Please transcribe the rows word for word, from the first row up to and including the row that contains "- progress-bar-label: 0.0%: [521, 749, 555, 766]".

— BEGIN Dataset entries —

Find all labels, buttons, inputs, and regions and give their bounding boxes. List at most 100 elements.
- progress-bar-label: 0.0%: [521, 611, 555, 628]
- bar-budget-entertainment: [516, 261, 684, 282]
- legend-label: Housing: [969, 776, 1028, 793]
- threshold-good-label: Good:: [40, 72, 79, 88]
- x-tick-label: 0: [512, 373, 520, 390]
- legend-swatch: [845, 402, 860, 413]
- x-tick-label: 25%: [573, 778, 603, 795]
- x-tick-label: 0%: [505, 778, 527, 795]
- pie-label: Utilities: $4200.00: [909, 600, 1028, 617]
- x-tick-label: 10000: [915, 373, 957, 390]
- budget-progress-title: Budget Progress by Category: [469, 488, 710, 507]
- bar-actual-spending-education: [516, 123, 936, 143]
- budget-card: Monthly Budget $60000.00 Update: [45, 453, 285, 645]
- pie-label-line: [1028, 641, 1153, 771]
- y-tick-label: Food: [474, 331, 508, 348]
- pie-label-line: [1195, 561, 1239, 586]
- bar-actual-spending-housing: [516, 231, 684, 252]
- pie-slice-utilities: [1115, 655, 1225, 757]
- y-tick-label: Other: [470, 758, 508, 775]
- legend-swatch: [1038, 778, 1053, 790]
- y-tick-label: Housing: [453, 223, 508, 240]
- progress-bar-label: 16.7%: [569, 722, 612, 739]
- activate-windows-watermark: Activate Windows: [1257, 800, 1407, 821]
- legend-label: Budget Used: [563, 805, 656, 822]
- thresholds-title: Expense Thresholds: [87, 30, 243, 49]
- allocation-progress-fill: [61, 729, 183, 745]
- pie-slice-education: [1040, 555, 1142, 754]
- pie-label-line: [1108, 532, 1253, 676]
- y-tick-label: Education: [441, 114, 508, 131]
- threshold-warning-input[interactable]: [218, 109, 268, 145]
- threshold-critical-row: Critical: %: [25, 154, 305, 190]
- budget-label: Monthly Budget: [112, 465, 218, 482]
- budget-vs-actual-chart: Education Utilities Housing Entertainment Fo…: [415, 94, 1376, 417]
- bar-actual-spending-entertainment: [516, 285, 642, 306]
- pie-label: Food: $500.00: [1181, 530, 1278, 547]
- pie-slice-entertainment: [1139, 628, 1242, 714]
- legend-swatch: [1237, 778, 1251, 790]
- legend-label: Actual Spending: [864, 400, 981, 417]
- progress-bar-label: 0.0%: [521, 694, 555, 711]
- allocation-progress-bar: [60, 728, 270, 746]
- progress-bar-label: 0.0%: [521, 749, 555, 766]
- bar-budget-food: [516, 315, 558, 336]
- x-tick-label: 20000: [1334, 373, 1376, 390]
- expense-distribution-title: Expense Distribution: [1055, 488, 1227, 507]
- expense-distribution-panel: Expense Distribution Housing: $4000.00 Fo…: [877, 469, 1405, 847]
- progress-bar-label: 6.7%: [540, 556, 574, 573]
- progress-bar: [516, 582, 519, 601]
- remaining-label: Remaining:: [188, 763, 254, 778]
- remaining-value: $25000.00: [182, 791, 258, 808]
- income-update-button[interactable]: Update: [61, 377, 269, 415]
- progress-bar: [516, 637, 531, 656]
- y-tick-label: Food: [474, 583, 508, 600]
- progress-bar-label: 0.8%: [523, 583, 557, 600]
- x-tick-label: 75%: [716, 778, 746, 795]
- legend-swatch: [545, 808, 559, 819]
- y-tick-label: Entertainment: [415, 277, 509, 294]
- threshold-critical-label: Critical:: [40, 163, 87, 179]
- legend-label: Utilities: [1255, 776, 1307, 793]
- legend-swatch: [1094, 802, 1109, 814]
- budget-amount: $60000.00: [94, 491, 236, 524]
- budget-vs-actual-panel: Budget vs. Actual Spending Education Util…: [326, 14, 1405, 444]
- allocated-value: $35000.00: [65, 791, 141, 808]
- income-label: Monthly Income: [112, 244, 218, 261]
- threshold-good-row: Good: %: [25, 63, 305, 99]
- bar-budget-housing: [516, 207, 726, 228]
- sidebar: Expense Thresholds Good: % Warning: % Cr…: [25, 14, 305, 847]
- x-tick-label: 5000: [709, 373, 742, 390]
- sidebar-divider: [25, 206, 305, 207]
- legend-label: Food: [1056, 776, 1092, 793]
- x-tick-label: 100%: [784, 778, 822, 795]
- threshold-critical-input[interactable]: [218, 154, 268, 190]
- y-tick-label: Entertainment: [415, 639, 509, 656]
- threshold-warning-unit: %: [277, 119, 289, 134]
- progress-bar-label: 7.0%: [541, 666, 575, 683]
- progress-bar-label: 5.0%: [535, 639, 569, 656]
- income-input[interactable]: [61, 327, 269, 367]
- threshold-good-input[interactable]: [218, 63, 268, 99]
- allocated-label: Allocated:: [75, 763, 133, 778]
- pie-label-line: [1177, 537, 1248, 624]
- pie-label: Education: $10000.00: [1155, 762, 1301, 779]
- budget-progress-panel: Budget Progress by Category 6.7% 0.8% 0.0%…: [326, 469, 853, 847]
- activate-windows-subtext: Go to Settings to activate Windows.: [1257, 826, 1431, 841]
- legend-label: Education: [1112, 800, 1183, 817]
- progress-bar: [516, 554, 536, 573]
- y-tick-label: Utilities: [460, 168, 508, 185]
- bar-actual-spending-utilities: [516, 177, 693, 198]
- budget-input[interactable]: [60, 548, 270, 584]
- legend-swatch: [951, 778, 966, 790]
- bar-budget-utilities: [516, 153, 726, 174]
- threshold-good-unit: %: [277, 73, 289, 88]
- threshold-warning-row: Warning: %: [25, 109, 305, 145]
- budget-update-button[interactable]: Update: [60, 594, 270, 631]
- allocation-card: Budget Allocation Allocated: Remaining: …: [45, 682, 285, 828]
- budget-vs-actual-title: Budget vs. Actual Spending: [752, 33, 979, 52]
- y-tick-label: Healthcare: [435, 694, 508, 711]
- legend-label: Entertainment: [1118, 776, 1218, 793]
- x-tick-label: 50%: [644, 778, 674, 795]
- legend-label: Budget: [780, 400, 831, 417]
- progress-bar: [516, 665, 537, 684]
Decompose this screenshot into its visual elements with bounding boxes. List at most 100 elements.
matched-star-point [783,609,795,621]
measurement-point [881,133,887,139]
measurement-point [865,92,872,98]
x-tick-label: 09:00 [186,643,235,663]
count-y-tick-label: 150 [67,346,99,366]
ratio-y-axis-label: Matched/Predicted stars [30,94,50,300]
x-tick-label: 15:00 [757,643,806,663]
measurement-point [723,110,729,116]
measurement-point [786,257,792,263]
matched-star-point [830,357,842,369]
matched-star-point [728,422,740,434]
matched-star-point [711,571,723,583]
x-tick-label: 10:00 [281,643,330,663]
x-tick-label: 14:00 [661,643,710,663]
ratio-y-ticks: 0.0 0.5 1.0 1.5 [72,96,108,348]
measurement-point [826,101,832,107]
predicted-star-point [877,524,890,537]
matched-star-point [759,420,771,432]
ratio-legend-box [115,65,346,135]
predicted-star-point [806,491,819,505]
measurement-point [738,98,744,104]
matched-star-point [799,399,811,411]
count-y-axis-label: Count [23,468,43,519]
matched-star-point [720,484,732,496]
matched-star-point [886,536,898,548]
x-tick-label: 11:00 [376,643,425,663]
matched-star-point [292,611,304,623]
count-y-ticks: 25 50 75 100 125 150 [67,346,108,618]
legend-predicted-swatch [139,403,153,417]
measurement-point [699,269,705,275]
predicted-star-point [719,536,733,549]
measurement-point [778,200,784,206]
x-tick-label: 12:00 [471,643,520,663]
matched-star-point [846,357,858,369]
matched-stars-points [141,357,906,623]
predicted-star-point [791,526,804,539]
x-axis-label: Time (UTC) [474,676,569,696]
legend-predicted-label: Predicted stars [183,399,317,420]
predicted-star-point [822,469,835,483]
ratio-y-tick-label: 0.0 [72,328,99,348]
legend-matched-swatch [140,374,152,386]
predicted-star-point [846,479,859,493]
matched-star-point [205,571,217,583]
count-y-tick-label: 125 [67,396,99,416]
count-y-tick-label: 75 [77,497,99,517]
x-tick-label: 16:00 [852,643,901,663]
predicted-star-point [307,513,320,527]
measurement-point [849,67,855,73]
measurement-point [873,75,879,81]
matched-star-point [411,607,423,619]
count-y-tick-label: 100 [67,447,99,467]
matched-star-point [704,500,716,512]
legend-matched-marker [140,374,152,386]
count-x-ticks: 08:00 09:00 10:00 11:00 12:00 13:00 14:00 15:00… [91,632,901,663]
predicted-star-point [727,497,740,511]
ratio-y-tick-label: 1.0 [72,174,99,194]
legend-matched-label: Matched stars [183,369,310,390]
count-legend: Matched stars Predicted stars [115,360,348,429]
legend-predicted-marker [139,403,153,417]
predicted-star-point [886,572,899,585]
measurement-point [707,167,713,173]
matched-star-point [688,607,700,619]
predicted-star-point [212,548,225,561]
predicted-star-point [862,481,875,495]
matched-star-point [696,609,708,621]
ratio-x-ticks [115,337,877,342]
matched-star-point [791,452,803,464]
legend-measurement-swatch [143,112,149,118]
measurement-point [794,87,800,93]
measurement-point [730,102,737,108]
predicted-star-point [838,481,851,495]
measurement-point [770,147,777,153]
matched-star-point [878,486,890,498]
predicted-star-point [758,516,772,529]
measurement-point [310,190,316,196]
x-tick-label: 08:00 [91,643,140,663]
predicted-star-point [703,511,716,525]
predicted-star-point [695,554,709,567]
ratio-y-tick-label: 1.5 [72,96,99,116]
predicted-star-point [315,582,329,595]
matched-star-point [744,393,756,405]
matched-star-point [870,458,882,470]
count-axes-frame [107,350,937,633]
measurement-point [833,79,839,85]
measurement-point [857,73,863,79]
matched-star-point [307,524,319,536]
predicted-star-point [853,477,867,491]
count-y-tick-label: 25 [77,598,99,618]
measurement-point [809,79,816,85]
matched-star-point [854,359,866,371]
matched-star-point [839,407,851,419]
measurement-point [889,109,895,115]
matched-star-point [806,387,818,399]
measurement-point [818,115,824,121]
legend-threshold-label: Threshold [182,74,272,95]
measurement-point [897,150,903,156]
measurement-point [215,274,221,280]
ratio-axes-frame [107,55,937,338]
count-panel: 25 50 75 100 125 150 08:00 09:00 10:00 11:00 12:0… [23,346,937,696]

— END Dataset entries —

**Full solution**
Find all labels, buttons, inputs, and regions and give their bounding boxes. List at most 100 elements.
- progress-bar-label: 0.0%: [521, 611, 555, 628]
- bar-budget-entertainment: [516, 261, 684, 282]
- legend-label: Housing: [969, 776, 1028, 793]
- threshold-good-label: Good:: [40, 72, 79, 88]
- x-tick-label: 0: [512, 373, 520, 390]
- legend-swatch: [845, 402, 860, 413]
- x-tick-label: 25%: [573, 778, 603, 795]
- x-tick-label: 0%: [505, 778, 527, 795]
- pie-label: Utilities: $4200.00: [909, 600, 1028, 617]
- x-tick-label: 10000: [915, 373, 957, 390]
- budget-progress-title: Budget Progress by Category: [469, 488, 710, 507]
- bar-actual-spending-education: [516, 123, 936, 143]
- budget-card: Monthly Budget $60000.00 Update: [45, 453, 285, 645]
- pie-label-line: [1028, 641, 1153, 771]
- y-tick-label: Food: [474, 331, 508, 348]
- pie-label-line: [1195, 561, 1239, 586]
- bar-actual-spending-housing: [516, 231, 684, 252]
- pie-slice-utilities: [1115, 655, 1225, 757]
- y-tick-label: Other: [470, 758, 508, 775]
- legend-swatch: [1038, 778, 1053, 790]
- y-tick-label: Housing: [453, 223, 508, 240]
- progress-bar-label: 16.7%: [569, 722, 612, 739]
- activate-windows-watermark: Activate Windows: [1257, 800, 1407, 821]
- legend-label: Budget Used: [563, 805, 656, 822]
- thresholds-title: Expense Thresholds: [87, 30, 243, 49]
- allocation-progress-fill: [61, 729, 183, 745]
- pie-slice-education: [1040, 555, 1142, 754]
- pie-label-line: [1108, 532, 1253, 676]
- y-tick-label: Education: [441, 114, 508, 131]
- threshold-warning-input[interactable]: [218, 109, 268, 145]
- threshold-critical-row: Critical: %: [25, 154, 305, 190]
- budget-label: Monthly Budget: [112, 465, 218, 482]
- budget-vs-actual-chart: Education Utilities Housing Entertainment Fo…: [415, 94, 1376, 417]
- bar-actual-spending-entertainment: [516, 285, 642, 306]
- pie-label: Food: $500.00: [1181, 530, 1278, 547]
- pie-slice-entertainment: [1139, 628, 1242, 714]
- legend-swatch: [1237, 778, 1251, 790]
- legend-label: Actual Spending: [864, 400, 981, 417]
- progress-bar-label: 0.0%: [521, 694, 555, 711]
- allocation-progress-bar: [60, 728, 270, 746]
- progress-bar-label: 0.0%: [521, 749, 555, 766]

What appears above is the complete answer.